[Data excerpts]

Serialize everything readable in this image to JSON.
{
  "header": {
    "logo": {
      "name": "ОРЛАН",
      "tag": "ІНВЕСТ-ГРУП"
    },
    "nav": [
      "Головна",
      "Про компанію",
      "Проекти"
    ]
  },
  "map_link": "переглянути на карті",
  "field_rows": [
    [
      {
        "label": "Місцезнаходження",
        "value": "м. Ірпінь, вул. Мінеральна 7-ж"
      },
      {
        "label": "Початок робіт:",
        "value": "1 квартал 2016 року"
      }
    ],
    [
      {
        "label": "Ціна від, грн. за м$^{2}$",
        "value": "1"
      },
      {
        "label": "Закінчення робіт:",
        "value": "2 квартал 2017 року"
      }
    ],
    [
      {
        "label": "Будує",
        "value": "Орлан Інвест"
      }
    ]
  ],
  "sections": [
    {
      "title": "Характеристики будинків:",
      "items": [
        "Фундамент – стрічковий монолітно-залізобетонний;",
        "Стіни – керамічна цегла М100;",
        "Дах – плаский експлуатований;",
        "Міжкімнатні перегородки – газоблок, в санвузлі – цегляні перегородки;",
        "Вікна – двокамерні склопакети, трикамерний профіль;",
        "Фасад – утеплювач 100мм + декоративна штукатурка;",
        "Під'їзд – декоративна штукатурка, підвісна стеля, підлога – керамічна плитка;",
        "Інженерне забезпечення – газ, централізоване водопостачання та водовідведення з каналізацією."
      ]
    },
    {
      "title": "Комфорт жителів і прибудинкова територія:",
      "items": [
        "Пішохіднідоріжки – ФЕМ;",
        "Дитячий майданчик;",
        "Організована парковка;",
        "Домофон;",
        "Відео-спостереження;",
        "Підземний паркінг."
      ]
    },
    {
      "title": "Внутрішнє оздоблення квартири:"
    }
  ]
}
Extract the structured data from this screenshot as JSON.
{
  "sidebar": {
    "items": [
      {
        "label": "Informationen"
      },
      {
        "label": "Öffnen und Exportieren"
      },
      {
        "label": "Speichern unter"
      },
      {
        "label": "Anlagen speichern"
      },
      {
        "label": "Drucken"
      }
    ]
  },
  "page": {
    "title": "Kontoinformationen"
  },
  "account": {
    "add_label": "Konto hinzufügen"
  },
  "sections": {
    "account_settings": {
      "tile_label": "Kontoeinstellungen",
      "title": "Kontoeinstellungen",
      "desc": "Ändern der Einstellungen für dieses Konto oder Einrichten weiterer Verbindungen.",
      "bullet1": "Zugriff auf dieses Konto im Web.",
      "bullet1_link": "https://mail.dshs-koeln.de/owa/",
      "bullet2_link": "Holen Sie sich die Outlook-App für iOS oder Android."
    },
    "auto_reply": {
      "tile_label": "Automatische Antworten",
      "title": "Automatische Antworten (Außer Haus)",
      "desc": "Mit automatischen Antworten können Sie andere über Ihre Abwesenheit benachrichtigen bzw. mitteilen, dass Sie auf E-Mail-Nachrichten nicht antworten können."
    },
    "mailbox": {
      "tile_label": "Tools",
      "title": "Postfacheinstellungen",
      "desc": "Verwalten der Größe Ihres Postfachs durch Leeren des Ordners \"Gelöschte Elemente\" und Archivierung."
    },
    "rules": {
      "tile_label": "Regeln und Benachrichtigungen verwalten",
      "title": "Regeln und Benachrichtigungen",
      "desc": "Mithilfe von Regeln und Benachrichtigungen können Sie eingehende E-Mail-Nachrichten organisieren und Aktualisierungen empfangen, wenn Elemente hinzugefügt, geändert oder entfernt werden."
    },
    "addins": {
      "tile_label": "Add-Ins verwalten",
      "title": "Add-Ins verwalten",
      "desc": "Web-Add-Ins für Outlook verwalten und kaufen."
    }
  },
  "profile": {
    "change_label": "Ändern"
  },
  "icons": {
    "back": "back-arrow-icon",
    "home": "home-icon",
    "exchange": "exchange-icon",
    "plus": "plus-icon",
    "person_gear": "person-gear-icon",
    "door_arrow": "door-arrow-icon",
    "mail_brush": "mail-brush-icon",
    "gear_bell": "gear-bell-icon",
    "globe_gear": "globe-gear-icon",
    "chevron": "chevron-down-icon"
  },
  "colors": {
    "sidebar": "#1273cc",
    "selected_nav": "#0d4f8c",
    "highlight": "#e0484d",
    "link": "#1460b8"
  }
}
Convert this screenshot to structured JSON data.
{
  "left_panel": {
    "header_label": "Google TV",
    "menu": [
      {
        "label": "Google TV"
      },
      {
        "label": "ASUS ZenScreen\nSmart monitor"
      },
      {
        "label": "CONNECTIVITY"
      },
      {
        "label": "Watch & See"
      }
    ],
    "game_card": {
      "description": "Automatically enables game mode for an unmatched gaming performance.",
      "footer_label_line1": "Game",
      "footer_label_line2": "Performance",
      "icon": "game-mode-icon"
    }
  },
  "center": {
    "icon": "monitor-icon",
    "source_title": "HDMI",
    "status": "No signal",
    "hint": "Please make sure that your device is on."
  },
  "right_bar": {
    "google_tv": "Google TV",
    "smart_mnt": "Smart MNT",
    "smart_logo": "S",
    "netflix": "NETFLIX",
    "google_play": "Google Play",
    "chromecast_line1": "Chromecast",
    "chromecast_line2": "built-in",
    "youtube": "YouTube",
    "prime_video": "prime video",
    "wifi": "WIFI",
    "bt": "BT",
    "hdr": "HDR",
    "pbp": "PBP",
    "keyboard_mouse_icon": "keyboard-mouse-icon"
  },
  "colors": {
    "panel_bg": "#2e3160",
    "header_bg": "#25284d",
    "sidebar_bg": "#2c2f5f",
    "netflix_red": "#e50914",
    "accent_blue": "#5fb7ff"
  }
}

GIVEN INSTRUCTION:
Count every line bearing the word "Regeln"; report the total only.

WORKED SOLUTION:
3